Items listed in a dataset
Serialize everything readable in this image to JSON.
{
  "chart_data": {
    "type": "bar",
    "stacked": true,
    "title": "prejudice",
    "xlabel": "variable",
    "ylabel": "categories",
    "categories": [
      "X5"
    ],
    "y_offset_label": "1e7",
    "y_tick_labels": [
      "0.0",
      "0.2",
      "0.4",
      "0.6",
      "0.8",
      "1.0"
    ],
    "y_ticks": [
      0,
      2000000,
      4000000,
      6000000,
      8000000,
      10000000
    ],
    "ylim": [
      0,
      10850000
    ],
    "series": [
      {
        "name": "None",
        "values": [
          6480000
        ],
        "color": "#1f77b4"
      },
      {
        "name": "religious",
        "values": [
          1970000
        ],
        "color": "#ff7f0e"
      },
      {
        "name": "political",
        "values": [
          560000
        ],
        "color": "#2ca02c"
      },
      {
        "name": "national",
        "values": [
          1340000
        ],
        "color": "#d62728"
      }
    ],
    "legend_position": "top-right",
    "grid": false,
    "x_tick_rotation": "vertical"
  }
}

What you will do: Read the data above. Pull out each line in which the string "name" appears.

Solution:
        "name": "None",
        "name": "religious",
        "name": "political",
        "name": "national",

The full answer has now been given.